* EXERCISE TASK
Gather every line of the data below that contains the word "Base", treating uppercase and lowercase as different.

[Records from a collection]
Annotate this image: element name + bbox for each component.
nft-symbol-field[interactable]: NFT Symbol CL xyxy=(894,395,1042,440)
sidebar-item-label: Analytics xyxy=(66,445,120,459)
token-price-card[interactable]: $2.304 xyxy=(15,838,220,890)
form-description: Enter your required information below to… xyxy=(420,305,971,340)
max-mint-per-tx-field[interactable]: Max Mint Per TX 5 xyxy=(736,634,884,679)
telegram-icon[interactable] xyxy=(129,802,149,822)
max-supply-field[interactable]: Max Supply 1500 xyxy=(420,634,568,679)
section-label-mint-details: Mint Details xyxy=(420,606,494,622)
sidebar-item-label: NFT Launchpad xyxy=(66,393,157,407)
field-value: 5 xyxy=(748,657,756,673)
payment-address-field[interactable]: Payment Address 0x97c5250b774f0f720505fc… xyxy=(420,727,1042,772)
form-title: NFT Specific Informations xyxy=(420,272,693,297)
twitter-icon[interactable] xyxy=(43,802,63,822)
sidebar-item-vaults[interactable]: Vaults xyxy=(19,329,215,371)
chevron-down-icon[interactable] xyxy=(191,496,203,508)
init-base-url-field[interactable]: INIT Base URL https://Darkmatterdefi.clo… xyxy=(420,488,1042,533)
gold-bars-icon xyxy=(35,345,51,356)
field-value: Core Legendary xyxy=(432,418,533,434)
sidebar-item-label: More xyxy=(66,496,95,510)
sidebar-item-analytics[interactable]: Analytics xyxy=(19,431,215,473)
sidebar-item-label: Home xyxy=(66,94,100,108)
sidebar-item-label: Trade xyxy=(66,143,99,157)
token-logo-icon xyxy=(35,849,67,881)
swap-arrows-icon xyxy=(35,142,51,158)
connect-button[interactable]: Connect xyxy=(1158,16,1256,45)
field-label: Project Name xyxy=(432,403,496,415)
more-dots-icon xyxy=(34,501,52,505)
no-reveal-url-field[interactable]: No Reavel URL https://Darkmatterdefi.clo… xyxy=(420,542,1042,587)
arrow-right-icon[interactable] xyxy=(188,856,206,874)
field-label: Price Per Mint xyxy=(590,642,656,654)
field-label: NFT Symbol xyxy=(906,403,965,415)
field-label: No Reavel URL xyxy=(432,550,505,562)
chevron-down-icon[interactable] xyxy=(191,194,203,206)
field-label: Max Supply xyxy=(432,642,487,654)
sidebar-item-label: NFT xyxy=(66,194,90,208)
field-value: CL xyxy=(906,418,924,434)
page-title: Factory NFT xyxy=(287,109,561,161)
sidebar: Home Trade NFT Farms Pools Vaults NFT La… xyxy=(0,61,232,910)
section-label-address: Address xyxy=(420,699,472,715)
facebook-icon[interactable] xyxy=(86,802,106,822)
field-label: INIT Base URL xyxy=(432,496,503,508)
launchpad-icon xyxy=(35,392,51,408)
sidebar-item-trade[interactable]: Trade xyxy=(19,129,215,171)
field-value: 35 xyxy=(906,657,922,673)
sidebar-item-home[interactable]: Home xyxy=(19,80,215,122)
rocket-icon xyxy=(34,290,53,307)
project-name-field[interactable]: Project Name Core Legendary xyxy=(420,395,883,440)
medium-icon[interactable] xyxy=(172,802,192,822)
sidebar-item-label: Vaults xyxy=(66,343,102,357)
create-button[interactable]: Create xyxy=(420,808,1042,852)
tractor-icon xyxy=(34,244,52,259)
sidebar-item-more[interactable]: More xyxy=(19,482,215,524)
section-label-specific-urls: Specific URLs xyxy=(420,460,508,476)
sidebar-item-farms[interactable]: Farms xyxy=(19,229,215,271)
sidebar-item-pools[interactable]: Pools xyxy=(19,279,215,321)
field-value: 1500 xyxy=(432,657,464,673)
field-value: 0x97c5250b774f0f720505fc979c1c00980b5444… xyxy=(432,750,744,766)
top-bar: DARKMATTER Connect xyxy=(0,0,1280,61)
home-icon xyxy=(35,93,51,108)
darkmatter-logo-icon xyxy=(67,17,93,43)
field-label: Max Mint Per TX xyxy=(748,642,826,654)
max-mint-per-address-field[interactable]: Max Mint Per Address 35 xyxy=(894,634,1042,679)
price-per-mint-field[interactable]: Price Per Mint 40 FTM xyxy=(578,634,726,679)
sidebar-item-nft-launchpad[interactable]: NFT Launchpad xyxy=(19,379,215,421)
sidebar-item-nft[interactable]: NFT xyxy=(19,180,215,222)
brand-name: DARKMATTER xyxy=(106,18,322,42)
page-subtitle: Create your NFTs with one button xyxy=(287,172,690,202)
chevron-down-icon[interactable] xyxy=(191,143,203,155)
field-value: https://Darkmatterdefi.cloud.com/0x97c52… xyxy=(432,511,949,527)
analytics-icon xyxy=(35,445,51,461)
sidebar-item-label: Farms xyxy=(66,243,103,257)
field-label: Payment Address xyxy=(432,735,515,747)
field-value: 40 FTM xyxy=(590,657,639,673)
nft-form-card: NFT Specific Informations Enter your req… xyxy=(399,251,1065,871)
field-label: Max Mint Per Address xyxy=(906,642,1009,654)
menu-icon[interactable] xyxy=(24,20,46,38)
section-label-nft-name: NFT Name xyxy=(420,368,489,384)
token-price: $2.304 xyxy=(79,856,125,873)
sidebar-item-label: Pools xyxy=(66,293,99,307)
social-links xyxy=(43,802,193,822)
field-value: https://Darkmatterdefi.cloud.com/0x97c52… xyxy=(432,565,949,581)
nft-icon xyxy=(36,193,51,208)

* EXERCISE OUTPUT
init-base-url-field[interactable]: INIT Base URL https://Darkmatterdefi.clo… xyxy=(420,488,1042,533)
field-label: INIT Base URL xyxy=(432,496,503,508)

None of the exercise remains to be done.